Dataset items >>
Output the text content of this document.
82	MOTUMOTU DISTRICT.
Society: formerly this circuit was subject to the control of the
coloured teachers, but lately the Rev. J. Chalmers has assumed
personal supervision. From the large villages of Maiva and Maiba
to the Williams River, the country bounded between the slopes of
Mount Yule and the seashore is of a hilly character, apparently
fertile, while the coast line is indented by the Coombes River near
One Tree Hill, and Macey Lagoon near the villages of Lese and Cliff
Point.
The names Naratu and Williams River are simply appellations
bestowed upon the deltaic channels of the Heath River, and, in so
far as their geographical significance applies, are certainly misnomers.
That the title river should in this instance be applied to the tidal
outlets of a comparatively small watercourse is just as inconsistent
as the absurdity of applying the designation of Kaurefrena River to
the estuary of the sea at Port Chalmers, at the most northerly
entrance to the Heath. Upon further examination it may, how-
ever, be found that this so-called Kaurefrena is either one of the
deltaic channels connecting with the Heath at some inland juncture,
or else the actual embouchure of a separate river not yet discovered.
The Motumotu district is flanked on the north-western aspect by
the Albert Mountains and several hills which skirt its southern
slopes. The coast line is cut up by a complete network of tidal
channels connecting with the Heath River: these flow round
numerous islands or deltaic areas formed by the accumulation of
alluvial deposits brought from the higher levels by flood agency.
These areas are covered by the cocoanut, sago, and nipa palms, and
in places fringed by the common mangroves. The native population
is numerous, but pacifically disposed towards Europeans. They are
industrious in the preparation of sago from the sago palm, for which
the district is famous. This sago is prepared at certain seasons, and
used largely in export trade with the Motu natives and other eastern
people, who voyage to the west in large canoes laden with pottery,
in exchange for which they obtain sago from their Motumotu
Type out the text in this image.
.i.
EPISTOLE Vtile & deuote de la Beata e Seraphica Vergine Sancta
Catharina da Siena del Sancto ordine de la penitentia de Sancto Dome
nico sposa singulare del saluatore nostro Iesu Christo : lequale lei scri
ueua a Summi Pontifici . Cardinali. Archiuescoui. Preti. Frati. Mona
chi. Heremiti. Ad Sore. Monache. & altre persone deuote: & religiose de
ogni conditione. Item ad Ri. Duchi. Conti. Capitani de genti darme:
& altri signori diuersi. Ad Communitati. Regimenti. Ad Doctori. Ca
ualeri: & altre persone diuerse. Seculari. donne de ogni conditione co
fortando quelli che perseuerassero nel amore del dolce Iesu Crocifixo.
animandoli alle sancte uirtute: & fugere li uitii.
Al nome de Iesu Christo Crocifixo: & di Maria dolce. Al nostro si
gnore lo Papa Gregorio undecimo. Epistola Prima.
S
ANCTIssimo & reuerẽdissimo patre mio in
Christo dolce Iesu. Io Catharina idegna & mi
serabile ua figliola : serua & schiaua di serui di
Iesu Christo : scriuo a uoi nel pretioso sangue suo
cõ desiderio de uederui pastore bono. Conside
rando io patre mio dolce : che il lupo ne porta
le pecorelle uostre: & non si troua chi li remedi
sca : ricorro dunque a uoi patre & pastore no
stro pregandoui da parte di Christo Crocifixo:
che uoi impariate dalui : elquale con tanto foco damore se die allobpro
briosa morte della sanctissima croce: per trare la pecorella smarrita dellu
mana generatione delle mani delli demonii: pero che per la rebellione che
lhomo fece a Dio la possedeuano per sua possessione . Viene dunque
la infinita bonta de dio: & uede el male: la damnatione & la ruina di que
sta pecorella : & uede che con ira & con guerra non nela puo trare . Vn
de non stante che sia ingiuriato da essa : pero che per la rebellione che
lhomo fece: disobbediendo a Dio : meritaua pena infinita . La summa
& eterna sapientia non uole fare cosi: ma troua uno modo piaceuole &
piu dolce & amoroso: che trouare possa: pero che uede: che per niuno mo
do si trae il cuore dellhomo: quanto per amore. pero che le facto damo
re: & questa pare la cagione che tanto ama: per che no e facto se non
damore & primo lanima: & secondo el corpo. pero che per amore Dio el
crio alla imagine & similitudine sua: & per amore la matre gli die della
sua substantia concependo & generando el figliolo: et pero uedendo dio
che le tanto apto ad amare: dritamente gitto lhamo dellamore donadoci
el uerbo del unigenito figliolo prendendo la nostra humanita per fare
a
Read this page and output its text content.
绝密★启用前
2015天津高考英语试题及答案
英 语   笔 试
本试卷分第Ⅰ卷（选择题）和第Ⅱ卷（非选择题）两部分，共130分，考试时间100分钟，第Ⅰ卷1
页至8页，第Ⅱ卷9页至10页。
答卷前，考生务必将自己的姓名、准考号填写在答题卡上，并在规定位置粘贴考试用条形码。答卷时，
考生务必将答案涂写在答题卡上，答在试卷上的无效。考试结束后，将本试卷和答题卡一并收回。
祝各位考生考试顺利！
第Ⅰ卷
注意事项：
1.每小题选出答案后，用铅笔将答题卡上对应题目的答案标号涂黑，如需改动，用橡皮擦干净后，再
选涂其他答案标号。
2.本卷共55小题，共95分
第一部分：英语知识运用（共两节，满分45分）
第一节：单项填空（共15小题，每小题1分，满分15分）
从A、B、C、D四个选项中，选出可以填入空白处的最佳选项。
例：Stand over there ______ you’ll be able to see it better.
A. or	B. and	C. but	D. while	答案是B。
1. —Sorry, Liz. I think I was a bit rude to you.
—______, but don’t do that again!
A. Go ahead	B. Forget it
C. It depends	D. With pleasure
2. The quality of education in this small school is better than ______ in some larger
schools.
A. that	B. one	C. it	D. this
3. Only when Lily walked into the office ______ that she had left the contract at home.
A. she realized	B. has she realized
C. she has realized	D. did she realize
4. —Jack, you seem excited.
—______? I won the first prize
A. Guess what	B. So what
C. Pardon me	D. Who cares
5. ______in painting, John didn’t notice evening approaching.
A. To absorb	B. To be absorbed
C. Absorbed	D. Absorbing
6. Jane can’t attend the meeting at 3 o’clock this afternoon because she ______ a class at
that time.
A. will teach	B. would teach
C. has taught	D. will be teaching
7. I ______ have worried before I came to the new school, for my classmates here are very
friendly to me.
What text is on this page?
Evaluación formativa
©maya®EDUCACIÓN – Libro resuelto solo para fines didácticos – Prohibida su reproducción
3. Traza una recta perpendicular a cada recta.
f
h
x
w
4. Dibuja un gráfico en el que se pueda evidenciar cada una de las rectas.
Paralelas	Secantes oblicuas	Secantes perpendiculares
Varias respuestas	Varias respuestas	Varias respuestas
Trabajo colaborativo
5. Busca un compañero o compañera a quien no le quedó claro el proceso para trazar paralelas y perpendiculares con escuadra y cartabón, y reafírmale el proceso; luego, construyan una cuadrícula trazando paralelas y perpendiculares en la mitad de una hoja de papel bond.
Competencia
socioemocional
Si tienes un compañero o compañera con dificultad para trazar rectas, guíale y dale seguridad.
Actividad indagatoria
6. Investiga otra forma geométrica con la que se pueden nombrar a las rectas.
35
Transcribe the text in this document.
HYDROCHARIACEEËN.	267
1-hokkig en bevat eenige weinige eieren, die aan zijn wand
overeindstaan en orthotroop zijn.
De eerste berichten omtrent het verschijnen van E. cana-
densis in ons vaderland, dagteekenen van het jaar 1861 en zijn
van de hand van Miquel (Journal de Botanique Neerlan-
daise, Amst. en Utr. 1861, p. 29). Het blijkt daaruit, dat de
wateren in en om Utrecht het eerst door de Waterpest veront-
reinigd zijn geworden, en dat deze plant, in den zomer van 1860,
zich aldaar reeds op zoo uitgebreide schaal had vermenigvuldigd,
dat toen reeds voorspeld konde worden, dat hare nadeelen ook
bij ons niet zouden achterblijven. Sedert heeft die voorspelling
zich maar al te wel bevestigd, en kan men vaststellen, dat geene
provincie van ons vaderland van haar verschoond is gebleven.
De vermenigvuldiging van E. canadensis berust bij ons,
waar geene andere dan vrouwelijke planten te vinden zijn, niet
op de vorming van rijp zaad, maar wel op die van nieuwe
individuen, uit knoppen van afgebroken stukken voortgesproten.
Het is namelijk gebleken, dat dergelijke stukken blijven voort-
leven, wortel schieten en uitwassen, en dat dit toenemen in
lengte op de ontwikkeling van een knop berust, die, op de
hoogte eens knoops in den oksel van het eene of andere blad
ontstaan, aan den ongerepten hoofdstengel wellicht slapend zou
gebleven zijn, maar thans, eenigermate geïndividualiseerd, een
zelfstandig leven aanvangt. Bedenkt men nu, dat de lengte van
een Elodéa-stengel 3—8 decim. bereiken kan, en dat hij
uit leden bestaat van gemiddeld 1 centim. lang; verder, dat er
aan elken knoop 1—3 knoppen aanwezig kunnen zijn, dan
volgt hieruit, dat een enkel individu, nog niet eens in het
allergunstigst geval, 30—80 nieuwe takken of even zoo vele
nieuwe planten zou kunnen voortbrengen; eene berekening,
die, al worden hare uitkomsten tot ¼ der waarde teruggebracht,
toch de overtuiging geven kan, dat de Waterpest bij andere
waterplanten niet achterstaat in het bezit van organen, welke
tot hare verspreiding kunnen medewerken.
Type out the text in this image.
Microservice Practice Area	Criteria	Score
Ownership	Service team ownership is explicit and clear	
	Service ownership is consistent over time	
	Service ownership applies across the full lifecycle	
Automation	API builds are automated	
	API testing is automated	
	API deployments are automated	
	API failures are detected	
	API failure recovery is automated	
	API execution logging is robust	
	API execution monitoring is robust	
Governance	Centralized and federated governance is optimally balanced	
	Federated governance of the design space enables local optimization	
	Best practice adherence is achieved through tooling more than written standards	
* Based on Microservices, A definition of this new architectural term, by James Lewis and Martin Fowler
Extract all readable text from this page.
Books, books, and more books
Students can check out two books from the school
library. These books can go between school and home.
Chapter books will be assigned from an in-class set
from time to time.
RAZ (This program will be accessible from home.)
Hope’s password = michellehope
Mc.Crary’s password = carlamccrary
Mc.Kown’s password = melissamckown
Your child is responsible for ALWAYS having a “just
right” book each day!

GOAL >>
Copy out exactly the lines running from the line with "Extract all readable text from this page." to the end of the records, inclusive.

RIGHT ANSWER >>
Extract all readable text from this page.
Books, books, and more books
Students can check out two books from the school
library. These books can go between school and home.
Chapter books will be assigned from an in-class set
from time to time.
RAZ (This program will be accessible from home.)
Hope’s password = michellehope
Mc.Crary’s password = carlamccrary
Mc.Kown’s password = melissamckown
Your child is responsible for ALWAYS having a “just
right” book each day!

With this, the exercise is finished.